** start THE RECORDS **

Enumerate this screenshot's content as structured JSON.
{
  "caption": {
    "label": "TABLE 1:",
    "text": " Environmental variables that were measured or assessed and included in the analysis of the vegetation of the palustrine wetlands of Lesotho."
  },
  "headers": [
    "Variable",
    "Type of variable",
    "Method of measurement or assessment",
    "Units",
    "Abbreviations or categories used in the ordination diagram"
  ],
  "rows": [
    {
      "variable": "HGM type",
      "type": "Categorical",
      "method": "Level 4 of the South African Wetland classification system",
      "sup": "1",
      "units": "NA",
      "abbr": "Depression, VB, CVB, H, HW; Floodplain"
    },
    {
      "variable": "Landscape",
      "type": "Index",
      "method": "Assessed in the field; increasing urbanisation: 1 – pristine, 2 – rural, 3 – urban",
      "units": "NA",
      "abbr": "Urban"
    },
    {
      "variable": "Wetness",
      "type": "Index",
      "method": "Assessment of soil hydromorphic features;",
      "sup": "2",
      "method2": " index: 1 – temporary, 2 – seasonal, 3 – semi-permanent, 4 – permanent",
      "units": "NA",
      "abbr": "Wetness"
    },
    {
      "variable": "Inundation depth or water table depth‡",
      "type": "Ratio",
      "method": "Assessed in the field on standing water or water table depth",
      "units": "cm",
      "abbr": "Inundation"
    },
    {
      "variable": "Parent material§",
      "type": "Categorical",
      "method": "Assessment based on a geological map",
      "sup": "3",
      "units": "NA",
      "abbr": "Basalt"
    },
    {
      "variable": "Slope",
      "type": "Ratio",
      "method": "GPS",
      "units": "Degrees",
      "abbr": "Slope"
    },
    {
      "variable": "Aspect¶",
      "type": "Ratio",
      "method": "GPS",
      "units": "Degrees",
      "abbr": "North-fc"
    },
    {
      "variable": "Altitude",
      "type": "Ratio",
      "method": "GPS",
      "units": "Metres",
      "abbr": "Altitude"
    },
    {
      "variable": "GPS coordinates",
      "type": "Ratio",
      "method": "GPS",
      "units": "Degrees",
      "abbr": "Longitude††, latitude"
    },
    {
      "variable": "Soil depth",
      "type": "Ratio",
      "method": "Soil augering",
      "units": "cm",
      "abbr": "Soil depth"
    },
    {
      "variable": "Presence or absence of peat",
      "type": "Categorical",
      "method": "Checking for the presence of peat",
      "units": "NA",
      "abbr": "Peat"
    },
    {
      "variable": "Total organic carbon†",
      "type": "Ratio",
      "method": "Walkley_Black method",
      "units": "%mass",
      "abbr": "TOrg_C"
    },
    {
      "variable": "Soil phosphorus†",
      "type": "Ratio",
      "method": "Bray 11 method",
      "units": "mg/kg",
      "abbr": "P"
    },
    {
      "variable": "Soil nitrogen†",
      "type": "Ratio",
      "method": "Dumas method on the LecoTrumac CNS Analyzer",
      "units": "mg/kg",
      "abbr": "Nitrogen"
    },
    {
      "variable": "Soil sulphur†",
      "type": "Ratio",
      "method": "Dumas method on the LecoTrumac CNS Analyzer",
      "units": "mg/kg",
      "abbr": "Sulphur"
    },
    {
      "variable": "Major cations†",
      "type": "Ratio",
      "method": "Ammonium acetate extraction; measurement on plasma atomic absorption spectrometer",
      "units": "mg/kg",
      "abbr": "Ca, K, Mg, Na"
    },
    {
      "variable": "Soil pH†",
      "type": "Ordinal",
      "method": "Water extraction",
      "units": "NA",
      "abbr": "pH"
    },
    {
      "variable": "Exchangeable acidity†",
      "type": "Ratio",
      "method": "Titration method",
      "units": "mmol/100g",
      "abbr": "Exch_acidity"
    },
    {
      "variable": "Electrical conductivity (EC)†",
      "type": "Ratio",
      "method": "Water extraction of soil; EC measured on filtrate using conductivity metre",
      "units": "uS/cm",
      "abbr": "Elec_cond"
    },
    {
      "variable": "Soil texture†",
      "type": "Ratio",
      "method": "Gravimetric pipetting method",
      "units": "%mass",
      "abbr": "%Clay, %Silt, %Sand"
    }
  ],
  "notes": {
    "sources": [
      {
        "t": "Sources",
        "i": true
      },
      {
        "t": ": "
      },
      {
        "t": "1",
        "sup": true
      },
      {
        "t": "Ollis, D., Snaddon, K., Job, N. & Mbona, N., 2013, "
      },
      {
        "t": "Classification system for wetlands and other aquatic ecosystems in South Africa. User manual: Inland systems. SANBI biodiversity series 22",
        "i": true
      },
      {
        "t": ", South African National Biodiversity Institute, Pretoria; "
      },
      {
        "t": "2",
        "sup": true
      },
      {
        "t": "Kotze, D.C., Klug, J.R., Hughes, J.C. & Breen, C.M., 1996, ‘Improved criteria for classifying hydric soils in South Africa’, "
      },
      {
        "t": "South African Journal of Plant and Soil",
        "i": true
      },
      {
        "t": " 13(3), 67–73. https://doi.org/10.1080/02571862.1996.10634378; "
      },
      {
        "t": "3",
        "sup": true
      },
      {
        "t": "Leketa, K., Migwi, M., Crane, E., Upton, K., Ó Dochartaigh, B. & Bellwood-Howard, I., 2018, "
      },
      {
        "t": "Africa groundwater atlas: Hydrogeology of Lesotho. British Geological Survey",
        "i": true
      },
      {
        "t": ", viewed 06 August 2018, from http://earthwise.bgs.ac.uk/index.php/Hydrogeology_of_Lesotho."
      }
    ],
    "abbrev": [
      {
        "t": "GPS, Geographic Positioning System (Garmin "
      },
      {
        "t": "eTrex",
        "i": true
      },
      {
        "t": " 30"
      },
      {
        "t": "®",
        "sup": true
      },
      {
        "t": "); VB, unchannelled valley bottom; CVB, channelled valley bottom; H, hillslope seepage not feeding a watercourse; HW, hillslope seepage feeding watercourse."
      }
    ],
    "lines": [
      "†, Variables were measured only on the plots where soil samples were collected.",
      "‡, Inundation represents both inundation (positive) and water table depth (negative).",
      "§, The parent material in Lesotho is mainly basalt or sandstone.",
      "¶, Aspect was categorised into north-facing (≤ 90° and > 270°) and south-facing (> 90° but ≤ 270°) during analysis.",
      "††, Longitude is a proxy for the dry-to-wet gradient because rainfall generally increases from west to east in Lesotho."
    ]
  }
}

** end THE RECORDS **

PROBLEM DESCRIPTION -
In the lines above, locate the string "material". Copy every line where it occurs.

WRITTEN SOLUTION -
      "variable": "Parent material§",
      "§, The parent material in Lesotho is mainly basalt or sandstone.",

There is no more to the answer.